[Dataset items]
-----

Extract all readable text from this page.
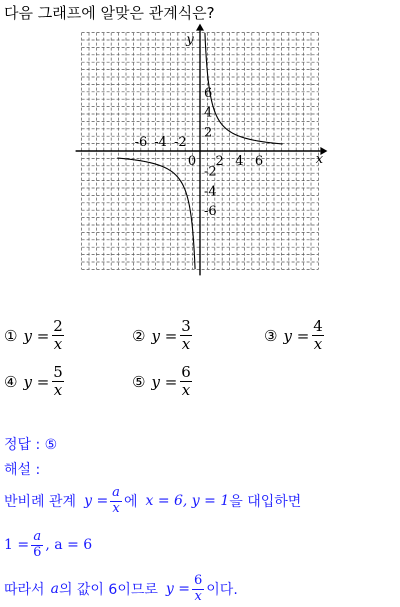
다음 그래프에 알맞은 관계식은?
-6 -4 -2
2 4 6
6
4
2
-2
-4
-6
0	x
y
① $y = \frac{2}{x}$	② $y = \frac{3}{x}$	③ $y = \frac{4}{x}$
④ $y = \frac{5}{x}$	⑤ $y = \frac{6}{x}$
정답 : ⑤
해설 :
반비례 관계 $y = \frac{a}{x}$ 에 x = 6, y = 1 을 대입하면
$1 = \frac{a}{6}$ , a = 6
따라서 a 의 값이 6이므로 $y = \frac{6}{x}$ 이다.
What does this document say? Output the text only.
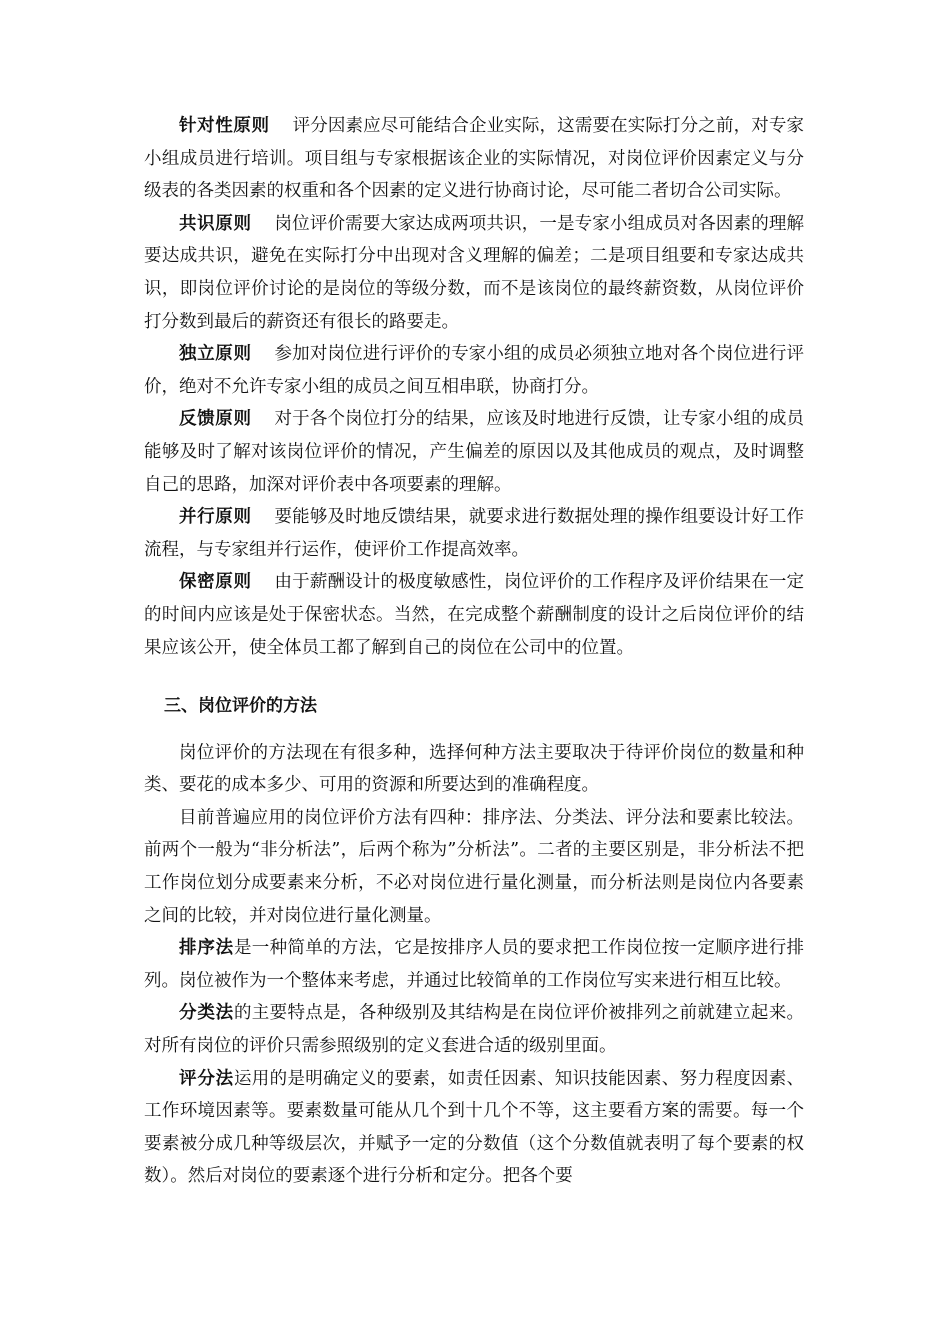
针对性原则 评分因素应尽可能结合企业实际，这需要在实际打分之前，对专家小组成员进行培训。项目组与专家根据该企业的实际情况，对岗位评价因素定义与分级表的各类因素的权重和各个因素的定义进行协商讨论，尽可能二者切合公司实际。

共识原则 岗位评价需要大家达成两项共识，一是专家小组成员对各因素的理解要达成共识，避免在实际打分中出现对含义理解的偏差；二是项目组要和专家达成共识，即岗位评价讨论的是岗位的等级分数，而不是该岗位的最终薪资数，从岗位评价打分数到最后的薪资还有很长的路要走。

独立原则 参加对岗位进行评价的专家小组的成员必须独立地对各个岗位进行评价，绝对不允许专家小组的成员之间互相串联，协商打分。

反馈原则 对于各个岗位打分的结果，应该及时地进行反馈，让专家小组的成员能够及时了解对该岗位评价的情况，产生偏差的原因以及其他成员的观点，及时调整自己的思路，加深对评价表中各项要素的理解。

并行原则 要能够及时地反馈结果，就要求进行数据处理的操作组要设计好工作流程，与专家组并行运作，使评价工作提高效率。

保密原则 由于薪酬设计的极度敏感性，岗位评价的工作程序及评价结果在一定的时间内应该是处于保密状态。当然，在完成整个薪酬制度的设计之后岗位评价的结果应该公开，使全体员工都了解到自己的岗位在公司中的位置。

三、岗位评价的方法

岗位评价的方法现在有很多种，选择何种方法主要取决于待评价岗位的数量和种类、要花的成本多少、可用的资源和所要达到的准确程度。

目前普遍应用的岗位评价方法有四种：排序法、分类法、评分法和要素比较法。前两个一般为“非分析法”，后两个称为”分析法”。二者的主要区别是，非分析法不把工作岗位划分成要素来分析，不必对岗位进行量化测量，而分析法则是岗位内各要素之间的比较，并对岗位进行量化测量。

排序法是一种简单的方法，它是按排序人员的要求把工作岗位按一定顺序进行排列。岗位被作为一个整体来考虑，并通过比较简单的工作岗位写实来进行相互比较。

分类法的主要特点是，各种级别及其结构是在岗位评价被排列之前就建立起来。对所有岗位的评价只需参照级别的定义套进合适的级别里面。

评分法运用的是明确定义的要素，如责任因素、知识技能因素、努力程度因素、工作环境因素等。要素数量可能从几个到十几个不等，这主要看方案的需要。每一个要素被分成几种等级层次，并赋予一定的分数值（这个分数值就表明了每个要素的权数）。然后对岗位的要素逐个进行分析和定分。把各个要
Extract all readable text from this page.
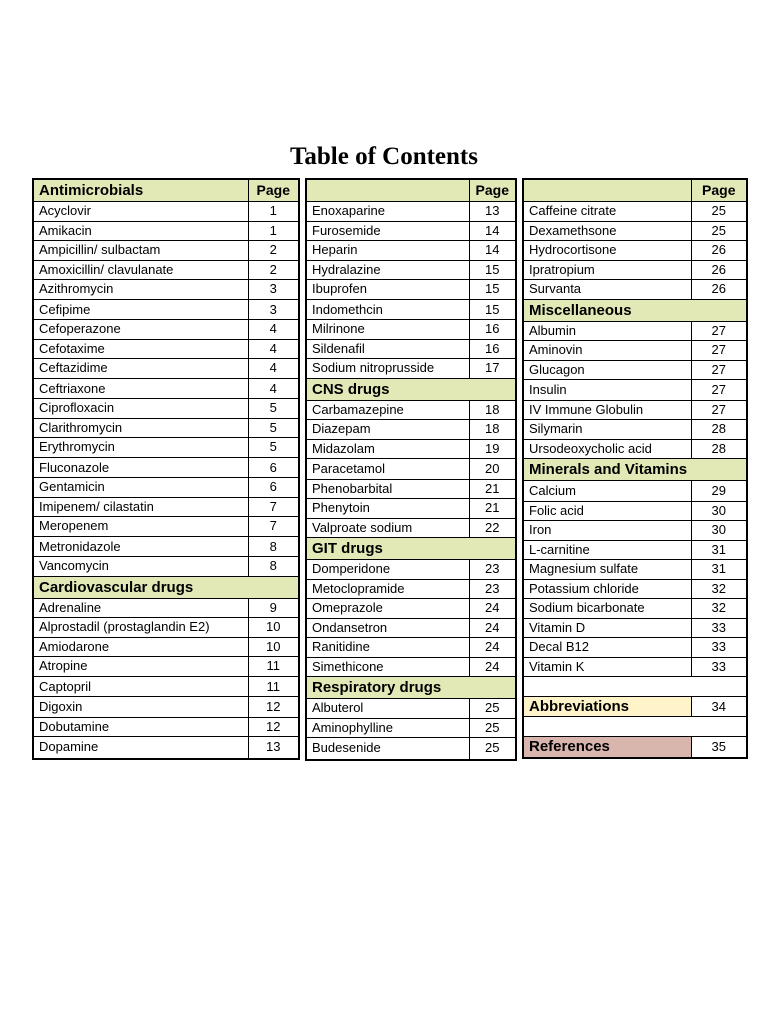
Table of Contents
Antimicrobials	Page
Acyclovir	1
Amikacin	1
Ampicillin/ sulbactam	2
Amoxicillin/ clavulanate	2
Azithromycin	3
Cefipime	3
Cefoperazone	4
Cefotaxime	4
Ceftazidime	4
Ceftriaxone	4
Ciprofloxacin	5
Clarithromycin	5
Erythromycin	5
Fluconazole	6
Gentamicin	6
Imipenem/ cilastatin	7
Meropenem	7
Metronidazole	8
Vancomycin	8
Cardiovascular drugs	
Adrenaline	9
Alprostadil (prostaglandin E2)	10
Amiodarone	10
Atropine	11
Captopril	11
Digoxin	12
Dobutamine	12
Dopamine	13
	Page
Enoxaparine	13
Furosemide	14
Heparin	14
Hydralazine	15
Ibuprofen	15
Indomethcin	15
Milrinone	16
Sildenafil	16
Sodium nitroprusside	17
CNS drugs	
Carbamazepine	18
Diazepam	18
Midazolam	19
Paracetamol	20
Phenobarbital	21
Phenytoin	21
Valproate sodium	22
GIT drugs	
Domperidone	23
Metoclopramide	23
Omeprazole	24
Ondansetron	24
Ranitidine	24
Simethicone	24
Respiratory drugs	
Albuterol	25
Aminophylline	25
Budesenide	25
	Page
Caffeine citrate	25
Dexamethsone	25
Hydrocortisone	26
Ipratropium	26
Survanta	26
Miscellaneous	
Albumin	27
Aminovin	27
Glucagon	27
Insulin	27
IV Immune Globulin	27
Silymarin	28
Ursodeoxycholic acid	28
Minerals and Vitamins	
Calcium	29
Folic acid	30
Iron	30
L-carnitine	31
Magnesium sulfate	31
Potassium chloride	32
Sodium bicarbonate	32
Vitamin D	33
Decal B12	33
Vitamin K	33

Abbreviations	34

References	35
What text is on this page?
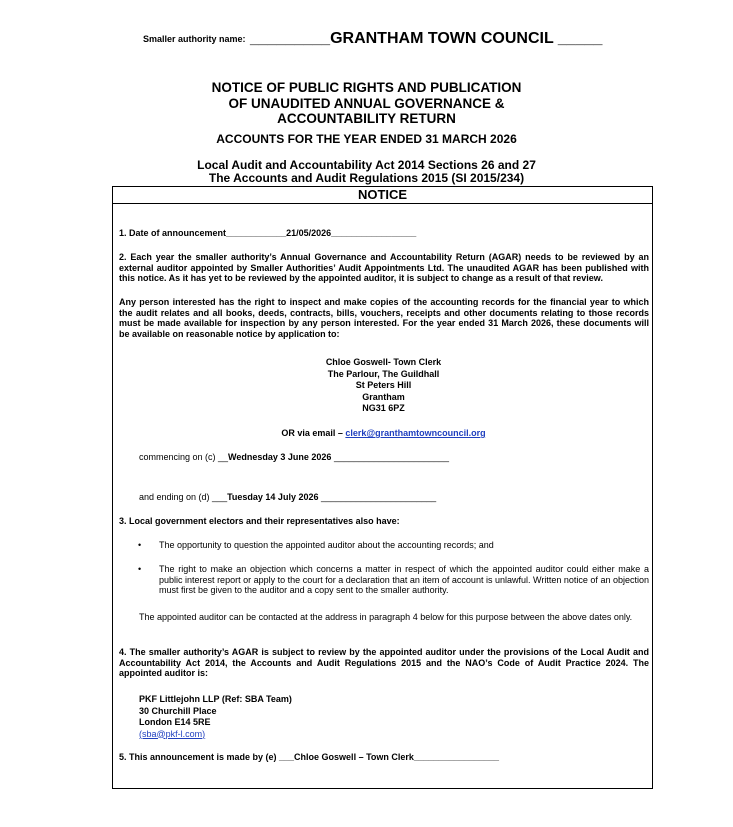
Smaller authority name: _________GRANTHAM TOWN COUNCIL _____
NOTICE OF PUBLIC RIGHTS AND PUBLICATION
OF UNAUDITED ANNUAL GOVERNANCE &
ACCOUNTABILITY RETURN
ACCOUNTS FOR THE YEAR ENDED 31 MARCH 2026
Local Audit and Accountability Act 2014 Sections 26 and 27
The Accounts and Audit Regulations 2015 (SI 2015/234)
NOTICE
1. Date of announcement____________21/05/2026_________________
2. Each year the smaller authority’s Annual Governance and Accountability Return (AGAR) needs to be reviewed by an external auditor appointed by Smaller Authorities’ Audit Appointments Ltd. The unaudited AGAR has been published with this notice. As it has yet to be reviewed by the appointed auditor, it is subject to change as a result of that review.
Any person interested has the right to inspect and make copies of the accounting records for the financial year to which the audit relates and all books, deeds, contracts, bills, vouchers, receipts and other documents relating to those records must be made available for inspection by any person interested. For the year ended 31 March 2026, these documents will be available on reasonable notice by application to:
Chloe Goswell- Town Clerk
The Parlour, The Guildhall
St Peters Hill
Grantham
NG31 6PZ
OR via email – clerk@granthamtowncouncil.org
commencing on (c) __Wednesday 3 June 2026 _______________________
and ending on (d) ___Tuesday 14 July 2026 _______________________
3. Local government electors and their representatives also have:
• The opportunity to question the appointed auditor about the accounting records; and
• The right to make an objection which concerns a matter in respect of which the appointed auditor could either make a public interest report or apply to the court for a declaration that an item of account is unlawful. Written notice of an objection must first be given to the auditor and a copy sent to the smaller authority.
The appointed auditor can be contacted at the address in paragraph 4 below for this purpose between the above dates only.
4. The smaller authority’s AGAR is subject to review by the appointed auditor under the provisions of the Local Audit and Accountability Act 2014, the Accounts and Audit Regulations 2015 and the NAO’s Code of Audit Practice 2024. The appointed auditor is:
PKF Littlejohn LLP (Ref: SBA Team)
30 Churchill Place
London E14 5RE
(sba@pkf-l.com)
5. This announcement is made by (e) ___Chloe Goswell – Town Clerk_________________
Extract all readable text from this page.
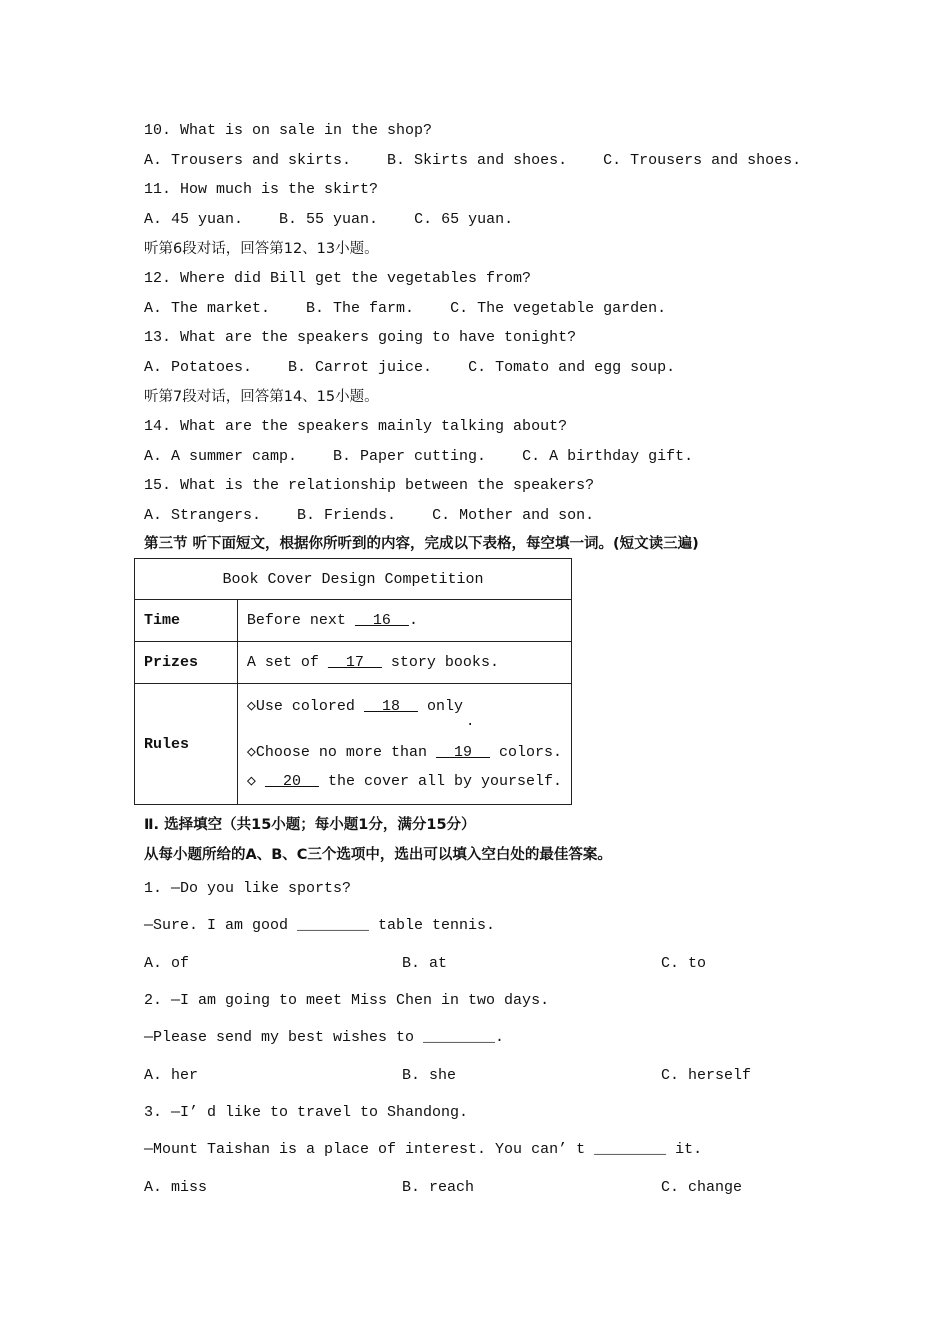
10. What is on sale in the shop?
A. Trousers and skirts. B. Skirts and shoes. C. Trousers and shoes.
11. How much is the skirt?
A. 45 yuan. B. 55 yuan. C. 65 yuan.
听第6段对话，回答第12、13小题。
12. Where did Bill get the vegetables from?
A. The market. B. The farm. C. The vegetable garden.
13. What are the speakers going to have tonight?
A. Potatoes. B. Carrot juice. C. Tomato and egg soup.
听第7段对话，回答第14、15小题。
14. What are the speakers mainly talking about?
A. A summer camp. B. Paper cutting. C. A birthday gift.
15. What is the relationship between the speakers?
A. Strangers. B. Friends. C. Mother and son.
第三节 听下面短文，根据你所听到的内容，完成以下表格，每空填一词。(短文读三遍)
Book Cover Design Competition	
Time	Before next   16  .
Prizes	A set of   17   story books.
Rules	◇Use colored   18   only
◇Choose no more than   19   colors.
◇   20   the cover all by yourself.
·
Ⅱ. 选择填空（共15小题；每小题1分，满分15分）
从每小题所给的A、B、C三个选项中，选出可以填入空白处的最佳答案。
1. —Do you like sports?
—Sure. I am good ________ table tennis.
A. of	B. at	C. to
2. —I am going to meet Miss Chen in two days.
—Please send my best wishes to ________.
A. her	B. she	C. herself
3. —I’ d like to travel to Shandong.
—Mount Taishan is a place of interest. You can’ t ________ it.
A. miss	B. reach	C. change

-----

▸ **Task to carry out**
Extract every line containing the string "which" from the data above.

▸ **Solution**
Any person interested has the right to inspect and make copies of the accounting records for the financial year to which the audit relates and all books, deeds, contracts, bills, vouchers, receipts and other documents relating to those records must be made available for inspection by any person interested. For the year ended 31 March 2026, these documents will be available on reasonable notice by application to:
• The right to make an objection which concerns a matter in respect of which the appointed auditor could either make a public interest report or apply to the court for a declaration that an item of account is unlawful. Written notice of an objection must first be given to the auditor and a copy sent to the smaller authority.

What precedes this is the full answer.